== Task statement ==
Without altering anything, repeat each of the records.

== Extracted material ==
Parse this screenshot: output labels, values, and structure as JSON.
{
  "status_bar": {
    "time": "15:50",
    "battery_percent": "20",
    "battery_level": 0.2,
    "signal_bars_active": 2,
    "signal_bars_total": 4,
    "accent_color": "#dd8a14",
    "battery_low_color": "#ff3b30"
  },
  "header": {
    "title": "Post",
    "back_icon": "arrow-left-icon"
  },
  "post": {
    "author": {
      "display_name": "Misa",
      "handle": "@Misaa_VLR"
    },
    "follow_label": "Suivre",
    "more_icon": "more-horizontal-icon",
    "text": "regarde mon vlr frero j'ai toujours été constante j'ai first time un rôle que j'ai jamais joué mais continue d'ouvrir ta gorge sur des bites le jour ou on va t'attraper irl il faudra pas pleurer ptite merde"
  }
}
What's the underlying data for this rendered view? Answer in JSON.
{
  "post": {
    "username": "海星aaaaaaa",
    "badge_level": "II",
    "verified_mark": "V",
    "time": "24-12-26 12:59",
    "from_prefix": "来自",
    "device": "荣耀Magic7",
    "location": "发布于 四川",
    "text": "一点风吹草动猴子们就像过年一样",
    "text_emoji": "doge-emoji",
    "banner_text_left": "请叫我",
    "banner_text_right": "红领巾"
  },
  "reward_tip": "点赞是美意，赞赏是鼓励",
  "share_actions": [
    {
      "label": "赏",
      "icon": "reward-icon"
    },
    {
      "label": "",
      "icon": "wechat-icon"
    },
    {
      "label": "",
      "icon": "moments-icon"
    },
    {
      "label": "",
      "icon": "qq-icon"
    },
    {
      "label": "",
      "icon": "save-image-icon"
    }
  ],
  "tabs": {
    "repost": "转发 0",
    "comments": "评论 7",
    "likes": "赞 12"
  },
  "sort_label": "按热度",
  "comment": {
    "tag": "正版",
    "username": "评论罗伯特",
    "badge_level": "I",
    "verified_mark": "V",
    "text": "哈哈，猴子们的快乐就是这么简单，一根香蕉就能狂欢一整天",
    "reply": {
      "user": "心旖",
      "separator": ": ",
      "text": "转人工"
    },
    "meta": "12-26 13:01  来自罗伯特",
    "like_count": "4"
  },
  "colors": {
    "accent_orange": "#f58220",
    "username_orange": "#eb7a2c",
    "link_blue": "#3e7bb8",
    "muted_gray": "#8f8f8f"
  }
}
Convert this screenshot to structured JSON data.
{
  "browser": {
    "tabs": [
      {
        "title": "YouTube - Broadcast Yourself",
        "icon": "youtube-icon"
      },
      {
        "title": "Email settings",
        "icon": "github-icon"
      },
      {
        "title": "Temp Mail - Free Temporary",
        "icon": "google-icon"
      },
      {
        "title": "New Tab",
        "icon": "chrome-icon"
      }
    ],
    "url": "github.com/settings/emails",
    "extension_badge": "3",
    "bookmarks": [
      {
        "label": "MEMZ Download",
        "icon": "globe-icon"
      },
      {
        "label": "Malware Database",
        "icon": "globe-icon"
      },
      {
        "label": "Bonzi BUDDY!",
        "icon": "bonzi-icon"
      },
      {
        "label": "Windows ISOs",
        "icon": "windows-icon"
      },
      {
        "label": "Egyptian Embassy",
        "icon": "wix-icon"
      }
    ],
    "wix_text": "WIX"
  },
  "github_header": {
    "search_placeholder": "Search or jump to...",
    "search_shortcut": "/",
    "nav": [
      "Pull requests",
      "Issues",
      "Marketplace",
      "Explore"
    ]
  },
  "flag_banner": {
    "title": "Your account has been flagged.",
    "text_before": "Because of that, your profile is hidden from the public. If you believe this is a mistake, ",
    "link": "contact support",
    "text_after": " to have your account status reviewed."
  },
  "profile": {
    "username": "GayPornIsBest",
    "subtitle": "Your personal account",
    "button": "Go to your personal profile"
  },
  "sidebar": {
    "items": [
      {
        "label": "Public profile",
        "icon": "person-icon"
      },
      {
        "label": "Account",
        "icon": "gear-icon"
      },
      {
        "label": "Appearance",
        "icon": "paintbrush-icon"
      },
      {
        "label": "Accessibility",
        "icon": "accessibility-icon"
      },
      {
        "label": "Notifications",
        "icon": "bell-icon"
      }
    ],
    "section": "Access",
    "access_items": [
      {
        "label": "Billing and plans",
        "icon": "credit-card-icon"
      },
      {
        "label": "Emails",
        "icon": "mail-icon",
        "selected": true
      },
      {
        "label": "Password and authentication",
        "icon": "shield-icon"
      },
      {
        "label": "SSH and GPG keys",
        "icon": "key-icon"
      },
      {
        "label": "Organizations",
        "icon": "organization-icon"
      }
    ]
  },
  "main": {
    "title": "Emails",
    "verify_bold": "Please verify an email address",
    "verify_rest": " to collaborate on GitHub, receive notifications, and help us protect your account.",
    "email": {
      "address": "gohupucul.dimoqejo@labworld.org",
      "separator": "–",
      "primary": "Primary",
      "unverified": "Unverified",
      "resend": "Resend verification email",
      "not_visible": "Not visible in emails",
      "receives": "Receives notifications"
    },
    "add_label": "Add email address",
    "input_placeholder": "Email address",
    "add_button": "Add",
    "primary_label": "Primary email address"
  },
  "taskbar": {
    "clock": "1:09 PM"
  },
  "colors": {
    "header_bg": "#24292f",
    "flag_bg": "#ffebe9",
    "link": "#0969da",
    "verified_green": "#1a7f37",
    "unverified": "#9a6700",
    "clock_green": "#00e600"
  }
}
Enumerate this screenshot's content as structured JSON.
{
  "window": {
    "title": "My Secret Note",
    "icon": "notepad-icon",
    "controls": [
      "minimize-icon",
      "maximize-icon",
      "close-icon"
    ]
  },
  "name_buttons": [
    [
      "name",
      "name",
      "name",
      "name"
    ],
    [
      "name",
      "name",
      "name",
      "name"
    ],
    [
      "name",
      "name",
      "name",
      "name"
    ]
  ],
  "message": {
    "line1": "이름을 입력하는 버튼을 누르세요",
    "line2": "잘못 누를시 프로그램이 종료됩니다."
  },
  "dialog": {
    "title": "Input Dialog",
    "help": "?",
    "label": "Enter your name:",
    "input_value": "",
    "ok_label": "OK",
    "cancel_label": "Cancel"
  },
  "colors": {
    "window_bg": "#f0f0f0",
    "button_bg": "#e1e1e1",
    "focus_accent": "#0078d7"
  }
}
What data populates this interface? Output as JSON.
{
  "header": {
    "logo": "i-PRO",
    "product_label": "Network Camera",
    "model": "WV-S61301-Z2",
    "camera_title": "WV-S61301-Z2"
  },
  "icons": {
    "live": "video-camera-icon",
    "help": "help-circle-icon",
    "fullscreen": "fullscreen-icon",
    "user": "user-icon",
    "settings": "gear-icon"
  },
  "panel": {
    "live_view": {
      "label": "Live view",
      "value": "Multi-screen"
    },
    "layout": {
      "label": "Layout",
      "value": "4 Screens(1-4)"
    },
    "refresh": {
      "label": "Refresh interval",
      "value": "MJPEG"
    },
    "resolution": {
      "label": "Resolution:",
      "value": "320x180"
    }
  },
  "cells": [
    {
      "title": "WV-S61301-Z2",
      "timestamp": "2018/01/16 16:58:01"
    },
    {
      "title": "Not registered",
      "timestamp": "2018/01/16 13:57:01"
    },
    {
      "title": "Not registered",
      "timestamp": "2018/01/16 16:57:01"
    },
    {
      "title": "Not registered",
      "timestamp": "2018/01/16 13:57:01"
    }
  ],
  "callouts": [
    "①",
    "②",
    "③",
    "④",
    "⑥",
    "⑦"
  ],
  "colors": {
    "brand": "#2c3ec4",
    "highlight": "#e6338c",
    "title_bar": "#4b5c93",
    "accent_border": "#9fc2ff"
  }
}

== Task solution ==
Parse this screenshot: output labels, values, and structure as JSON.
{
  "status_bar": {
    "time": "15:50",
    "battery_percent": "20",
    "battery_level": 0.2,
    "signal_bars_active": 2,
    "signal_bars_total": 4,
    "accent_color": "#dd8a14",
    "battery_low_color": "#ff3b30"
  },
  "header": {
    "title": "Post",
    "back_icon": "arrow-left-icon"
  },
  "post": {
    "author": {
      "display_name": "Misa",
      "handle": "@Misaa_VLR"
    },
    "follow_label": "Suivre",
    "more_icon": "more-horizontal-icon",
    "text": "regarde mon vlr frero j'ai toujours été constante j'ai first time un rôle que j'ai jamais joué mais continue d'ouvrir ta gorge sur des bites le jour ou on va t'attraper irl il faudra pas pleurer ptite merde"
  }
}
What's the underlying data for this rendered view? Answer in JSON.
{
  "post": {
    "username": "海星aaaaaaa",
    "badge_level": "II",
    "verified_mark": "V",
    "time": "24-12-26 12:59",
    "from_prefix": "来自",
    "device": "荣耀Magic7",
    "location": "发布于 四川",
    "text": "一点风吹草动猴子们就像过年一样",
    "text_emoji": "doge-emoji",
    "banner_text_left": "请叫我",
    "banner_text_right": "红领巾"
  },
  "reward_tip": "点赞是美意，赞赏是鼓励",
  "share_actions": [
    {
      "label": "赏",
      "icon": "reward-icon"
    },
    {
      "label": "",
      "icon": "wechat-icon"
    },
    {
      "label": "",
      "icon": "moments-icon"
    },
    {
      "label": "",
      "icon": "qq-icon"
    },
    {
      "label": "",
      "icon": "save-image-icon"
    }
  ],
  "tabs": {
    "repost": "转发 0",
    "comments": "评论 7",
    "likes": "赞 12"
  },
  "sort_label": "按热度",
  "comment": {
    "tag": "正版",
    "username": "评论罗伯特",
    "badge_level": "I",
    "verified_mark": "V",
    "text": "哈哈，猴子们的快乐就是这么简单，一根香蕉就能狂欢一整天",
    "reply": {
      "user": "心旖",
      "separator": ": ",
      "text": "转人工"
    },
    "meta": "12-26 13:01  来自罗伯特",
    "like_count": "4"
  },
  "colors": {
    "accent_orange": "#f58220",
    "username_orange": "#eb7a2c",
    "link_blue": "#3e7bb8",
    "muted_gray": "#8f8f8f"
  }
}
Convert this screenshot to structured JSON data.
{
  "browser": {
    "tabs": [
      {
        "title": "YouTube - Broadcast Yourself",
        "icon": "youtube-icon"
      },
      {
        "title": "Email settings",
        "icon": "github-icon"
      },
      {
        "title": "Temp Mail - Free Temporary",
        "icon": "google-icon"
      },
      {
        "title": "New Tab",
        "icon": "chrome-icon"
      }
    ],
    "url": "github.com/settings/emails",
    "extension_badge": "3",
    "bookmarks": [
      {
        "label": "MEMZ Download",
        "icon": "globe-icon"
      },
      {
        "label": "Malware Database",
        "icon": "globe-icon"
      },
      {
        "label": "Bonzi BUDDY!",
        "icon": "bonzi-icon"
      },
      {
        "label": "Windows ISOs",
        "icon": "windows-icon"
      },
      {
        "label": "Egyptian Embassy",
        "icon": "wix-icon"
      }
    ],
    "wix_text": "WIX"
  },
  "github_header": {
    "search_placeholder": "Search or jump to...",
    "search_shortcut": "/",
    "nav": [
      "Pull requests",
      "Issues",
      "Marketplace",
      "Explore"
    ]
  },
  "flag_banner": {
    "title": "Your account has been flagged.",
    "text_before": "Because of that, your profile is hidden from the public. If you believe this is a mistake, ",
    "link": "contact support",
    "text_after": " to have your account status reviewed."
  },
  "profile": {
    "username": "GayPornIsBest",
    "subtitle": "Your personal account",
    "button": "Go to your personal profile"
  },
  "sidebar": {
    "items": [
      {
        "label": "Public profile",
        "icon": "person-icon"
      },
      {
        "label": "Account",
        "icon": "gear-icon"
      },
      {
        "label": "Appearance",
        "icon": "paintbrush-icon"
      },
      {
        "label": "Accessibility",
        "icon": "accessibility-icon"
      },
      {
        "label": "Notifications",
        "icon": "bell-icon"
      }
    ],
    "section": "Access",
    "access_items": [
      {
        "label": "Billing and plans",
        "icon": "credit-card-icon"
      },
      {
        "label": "Emails",
        "icon": "mail-icon",
        "selected": true
      },
      {
        "label": "Password and authentication",
        "icon": "shield-icon"
      },
      {
        "label": "SSH and GPG keys",
        "icon": "key-icon"
      },
      {
        "label": "Organizations",
        "icon": "organization-icon"
      }
    ]
  },
  "main": {
    "title": "Emails",
    "verify_bold": "Please verify an email address",
    "verify_rest": " to collaborate on GitHub, receive notifications, and help us protect your account.",
    "email": {
      "address": "gohupucul.dimoqejo@labworld.org",
      "separator": "–",
      "primary": "Primary",
      "unverified": "Unverified",
      "resend": "Resend verification email",
      "not_visible": "Not visible in emails",
      "receives": "Receives notifications"
    },
    "add_label": "Add email address",
    "input_placeholder": "Email address",
    "add_button": "Add",
    "primary_label": "Primary email address"
  },
  "taskbar": {
    "clock": "1:09 PM"
  },
  "colors": {
    "header_bg": "#24292f",
    "flag_bg": "#ffebe9",
    "link": "#0969da",
    "verified_green": "#1a7f37",
    "unverified": "#9a6700",
    "clock_green": "#00e600"
  }
}
Enumerate this screenshot's content as structured JSON.
{
  "window": {
    "title": "My Secret Note",
    "icon": "notepad-icon",
    "controls": [
      "minimize-icon",
      "maximize-icon",
      "close-icon"
    ]
  },
  "name_buttons": [
    [
      "name",
      "name",
      "name",
      "name"
    ],
    [
      "name",
      "name",
      "name",
      "name"
    ],
    [
      "name",
      "name",
      "name",
      "name"
    ]
  ],
  "message": {
    "line1": "이름을 입력하는 버튼을 누르세요",
    "line2": "잘못 누를시 프로그램이 종료됩니다."
  },
  "dialog": {
    "title": "Input Dialog",
    "help": "?",
    "label": "Enter your name:",
    "input_value": "",
    "ok_label": "OK",
    "cancel_label": "Cancel"
  },
  "colors": {
    "window_bg": "#f0f0f0",
    "button_bg": "#e1e1e1",
    "focus_accent": "#0078d7"
  }
}
What data populates this interface? Output as JSON.
{
  "header": {
    "logo": "i-PRO",
    "product_label": "Network Camera",
    "model": "WV-S61301-Z2",
    "camera_title": "WV-S61301-Z2"
  },
  "icons": {
    "live": "video-camera-icon",
    "help": "help-circle-icon",
    "fullscreen": "fullscreen-icon",
    "user": "user-icon",
    "settings": "gear-icon"
  },
  "panel": {
    "live_view": {
      "label": "Live view",
      "value": "Multi-screen"
    },
    "layout": {
      "label": "Layout",
      "value": "4 Screens(1-4)"
    },
    "refresh": {
      "label": "Refresh interval",
      "value": "MJPEG"
    },
    "resolution": {
      "label": "Resolution:",
      "value": "320x180"
    }
  },
  "cells": [
    {
      "title": "WV-S61301-Z2",
      "timestamp": "2018/01/16 16:58:01"
    },
    {
      "title": "Not registered",
      "timestamp": "2018/01/16 13:57:01"
    },
    {
      "title": "Not registered",
      "timestamp": "2018/01/16 16:57:01"
    },
    {
      "title": "Not registered",
      "timestamp": "2018/01/16 13:57:01"
    }
  ],
  "callouts": [
    "①",
    "②",
    "③",
    "④",
    "⑥",
    "⑦"
  ],
  "colors": {
    "brand": "#2c3ec4",
    "highlight": "#e6338c",
    "title_bar": "#4b5c93",
    "accent_border": "#9fc2ff"
  }
}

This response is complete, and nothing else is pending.